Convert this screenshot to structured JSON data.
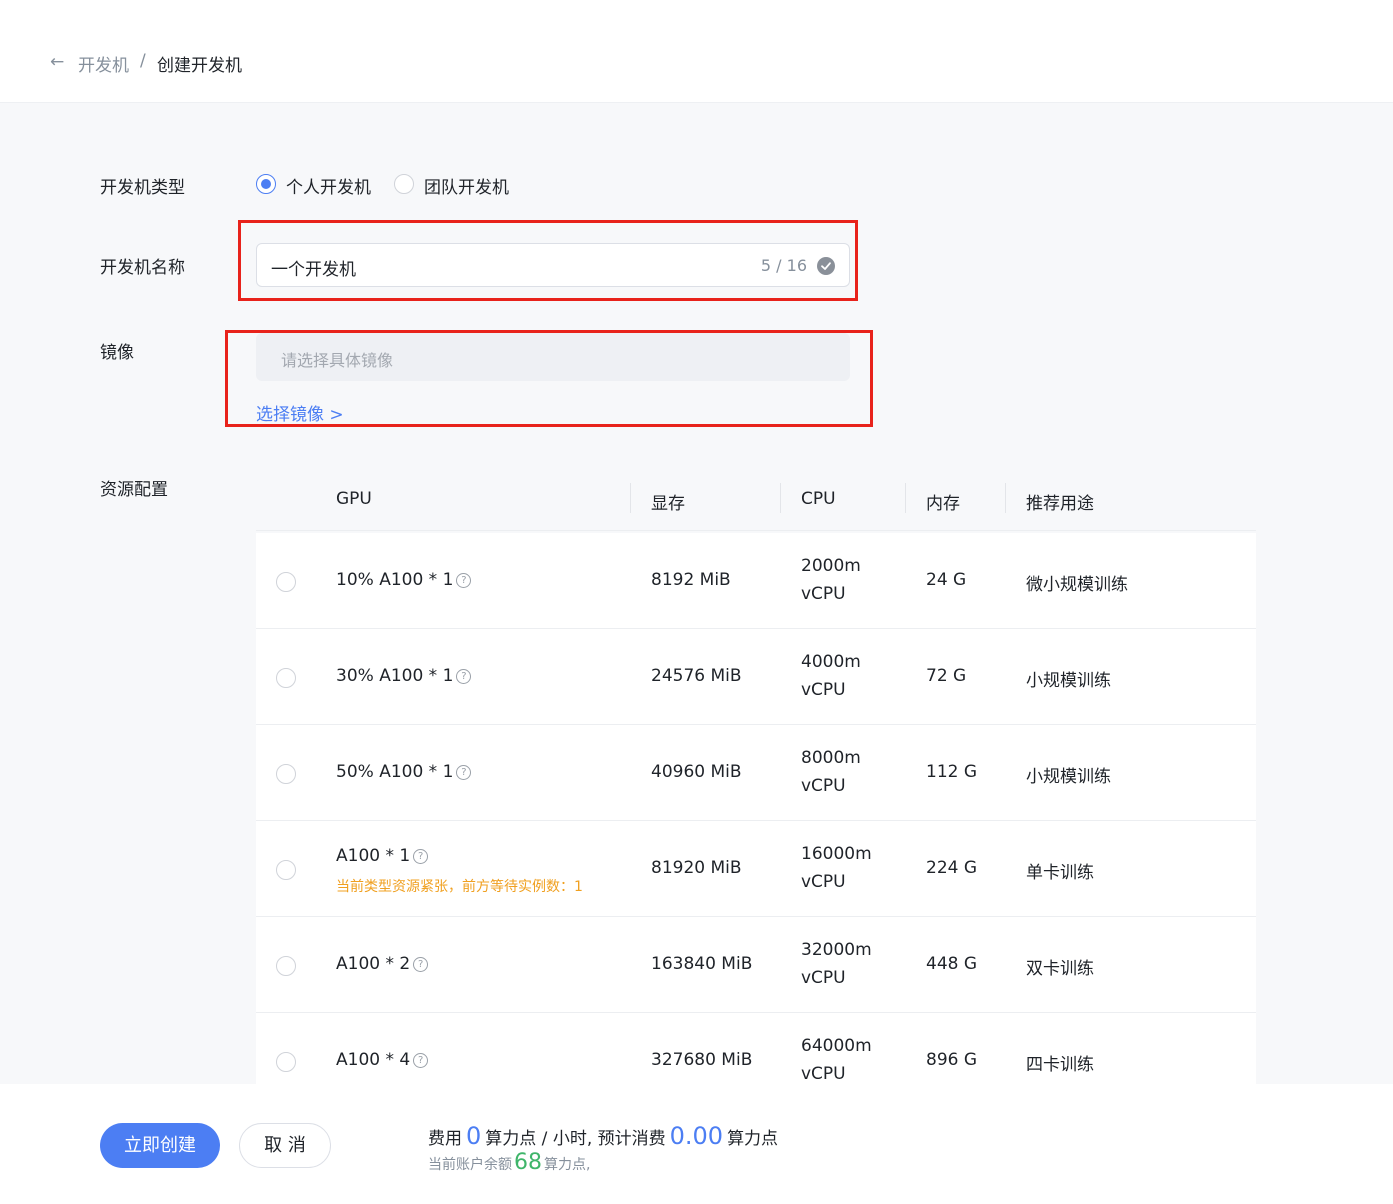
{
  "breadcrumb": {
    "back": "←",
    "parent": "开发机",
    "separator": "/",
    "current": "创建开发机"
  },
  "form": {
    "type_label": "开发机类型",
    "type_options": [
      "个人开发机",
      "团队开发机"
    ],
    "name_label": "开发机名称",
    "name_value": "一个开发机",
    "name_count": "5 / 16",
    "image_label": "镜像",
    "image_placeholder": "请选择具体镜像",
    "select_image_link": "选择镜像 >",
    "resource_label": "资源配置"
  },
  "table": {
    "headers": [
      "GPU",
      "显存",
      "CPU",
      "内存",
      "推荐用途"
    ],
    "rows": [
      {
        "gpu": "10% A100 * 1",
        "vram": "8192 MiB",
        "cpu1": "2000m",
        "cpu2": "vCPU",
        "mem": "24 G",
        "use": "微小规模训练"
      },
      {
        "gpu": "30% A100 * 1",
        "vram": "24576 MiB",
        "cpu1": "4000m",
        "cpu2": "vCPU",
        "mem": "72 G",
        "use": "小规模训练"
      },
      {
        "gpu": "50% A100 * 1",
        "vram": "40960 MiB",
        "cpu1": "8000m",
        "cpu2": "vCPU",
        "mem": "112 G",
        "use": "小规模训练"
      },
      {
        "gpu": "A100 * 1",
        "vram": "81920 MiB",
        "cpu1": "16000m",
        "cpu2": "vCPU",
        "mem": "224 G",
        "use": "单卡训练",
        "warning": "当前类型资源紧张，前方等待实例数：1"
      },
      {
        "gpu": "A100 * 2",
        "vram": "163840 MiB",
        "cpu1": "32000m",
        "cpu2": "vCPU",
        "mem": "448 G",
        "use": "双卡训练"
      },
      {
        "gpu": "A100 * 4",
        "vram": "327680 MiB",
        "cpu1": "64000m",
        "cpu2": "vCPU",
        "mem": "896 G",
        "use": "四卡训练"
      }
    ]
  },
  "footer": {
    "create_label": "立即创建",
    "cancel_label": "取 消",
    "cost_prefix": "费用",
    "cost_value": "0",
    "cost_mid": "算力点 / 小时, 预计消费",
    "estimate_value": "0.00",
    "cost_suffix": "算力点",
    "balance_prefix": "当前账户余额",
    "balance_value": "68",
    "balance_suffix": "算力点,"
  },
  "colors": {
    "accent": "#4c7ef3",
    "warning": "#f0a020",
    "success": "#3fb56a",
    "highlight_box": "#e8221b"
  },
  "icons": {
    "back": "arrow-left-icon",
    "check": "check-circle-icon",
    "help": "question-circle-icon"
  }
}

※ ※ ※

* **Problem**: Gather up the lines that contain the word "circle".

* **Reply**:
    "check": "check-circle-icon",
    "help": "question-circle-icon"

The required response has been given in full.